[start]

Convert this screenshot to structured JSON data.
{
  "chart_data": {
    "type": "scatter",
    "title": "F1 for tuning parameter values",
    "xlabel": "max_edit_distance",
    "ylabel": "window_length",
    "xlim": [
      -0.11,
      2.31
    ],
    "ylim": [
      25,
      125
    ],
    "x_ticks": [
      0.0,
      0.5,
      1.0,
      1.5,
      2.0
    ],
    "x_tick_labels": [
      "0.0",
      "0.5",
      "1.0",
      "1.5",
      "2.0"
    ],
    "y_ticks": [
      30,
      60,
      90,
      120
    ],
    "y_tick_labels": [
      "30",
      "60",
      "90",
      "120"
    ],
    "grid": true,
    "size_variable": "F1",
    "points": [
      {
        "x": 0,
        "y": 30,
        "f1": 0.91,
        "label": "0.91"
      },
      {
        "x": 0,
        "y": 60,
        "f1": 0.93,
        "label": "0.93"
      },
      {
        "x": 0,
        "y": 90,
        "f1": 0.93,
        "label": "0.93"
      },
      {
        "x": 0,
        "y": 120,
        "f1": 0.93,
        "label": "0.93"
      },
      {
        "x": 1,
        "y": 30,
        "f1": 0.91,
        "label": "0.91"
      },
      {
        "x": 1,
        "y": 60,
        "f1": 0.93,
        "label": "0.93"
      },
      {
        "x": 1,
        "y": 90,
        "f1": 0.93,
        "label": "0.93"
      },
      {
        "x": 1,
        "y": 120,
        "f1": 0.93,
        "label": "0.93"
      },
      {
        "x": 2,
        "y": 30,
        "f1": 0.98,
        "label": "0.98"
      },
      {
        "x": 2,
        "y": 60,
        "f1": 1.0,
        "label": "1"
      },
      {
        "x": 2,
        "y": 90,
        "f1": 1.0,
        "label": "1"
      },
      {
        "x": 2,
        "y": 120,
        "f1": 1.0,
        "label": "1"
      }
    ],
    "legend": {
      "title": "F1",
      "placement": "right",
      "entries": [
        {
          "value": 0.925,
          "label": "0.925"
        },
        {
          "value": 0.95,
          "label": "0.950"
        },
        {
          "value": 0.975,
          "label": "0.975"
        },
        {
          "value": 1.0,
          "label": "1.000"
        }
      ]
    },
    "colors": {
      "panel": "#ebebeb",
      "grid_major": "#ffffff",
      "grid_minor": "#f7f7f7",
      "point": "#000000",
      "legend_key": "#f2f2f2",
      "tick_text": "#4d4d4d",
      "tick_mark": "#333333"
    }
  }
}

[end]

Required task:
Quote every entry exactly.

The reply:
Convert this screenshot to structured JSON data.
{
  "chart_data": {
    "type": "scatter",
    "title": "F1 for tuning parameter values",
    "xlabel": "max_edit_distance",
    "ylabel": "window_length",
    "xlim": [
      -0.11,
      2.31
    ],
    "ylim": [
      25,
      125
    ],
    "x_ticks": [
      0.0,
      0.5,
      1.0,
      1.5,
      2.0
    ],
    "x_tick_labels": [
      "0.0",
      "0.5",
      "1.0",
      "1.5",
      "2.0"
    ],
    "y_ticks": [
      30,
      60,
      90,
      120
    ],
    "y_tick_labels": [
      "30",
      "60",
      "90",
      "120"
    ],
    "grid": true,
    "size_variable": "F1",
    "points": [
      {
        "x": 0,
        "y": 30,
        "f1": 0.91,
        "label": "0.91"
      },
      {
        "x": 0,
        "y": 60,
        "f1": 0.93,
        "label": "0.93"
      },
      {
        "x": 0,
        "y": 90,
        "f1": 0.93,
        "label": "0.93"
      },
      {
        "x": 0,
        "y": 120,
        "f1": 0.93,
        "label": "0.93"
      },
      {
        "x": 1,
        "y": 30,
        "f1": 0.91,
        "label": "0.91"
      },
      {
        "x": 1,
        "y": 60,
        "f1": 0.93,
        "label": "0.93"
      },
      {
        "x": 1,
        "y": 90,
        "f1": 0.93,
        "label": "0.93"
      },
      {
        "x": 1,
        "y": 120,
        "f1": 0.93,
        "label": "0.93"
      },
      {
        "x": 2,
        "y": 30,
        "f1": 0.98,
        "label": "0.98"
      },
      {
        "x": 2,
        "y": 60,
        "f1": 1.0,
        "label": "1"
      },
      {
        "x": 2,
        "y": 90,
        "f1": 1.0,
        "label": "1"
      },
      {
        "x": 2,
        "y": 120,
        "f1": 1.0,
        "label": "1"
      }
    ],
    "legend": {
      "title": "F1",
      "placement": "right",
      "entries": [
        {
          "value": 0.925,
          "label": "0.925"
        },
        {
          "value": 0.95,
          "label": "0.950"
        },
        {
          "value": 0.975,
          "label": "0.975"
        },
        {
          "value": 1.0,
          "label": "1.000"
        }
      ]
    },
    "colors": {
      "panel": "#ebebeb",
      "grid_major": "#ffffff",
      "grid_minor": "#f7f7f7",
      "point": "#000000",
      "legend_key": "#f2f2f2",
      "tick_text": "#4d4d4d",
      "tick_mark": "#333333"
    }
  }
}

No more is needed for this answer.